**Short exercise**. Check every line below for the word "text" and copy each one that has it.

[Saved entries]

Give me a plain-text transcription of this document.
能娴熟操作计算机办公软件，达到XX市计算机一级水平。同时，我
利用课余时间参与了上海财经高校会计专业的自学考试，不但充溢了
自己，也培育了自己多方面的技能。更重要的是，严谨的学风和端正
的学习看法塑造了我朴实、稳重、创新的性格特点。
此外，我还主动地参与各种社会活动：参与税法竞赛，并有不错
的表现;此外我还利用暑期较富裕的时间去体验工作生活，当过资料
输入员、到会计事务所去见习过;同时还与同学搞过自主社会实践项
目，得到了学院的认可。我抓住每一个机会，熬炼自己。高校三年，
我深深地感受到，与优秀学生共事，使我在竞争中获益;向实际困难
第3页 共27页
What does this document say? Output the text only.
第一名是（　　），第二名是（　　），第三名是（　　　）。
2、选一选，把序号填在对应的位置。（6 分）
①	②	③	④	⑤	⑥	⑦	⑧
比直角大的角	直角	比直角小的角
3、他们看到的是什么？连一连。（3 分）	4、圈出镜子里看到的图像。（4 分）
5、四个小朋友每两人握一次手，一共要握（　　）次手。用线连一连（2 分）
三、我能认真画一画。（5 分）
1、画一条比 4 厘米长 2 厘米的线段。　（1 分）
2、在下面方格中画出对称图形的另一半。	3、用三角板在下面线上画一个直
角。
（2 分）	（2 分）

**Completed task**.
Give me a plain-text transcription of this document.
What does this document say? Output the text only.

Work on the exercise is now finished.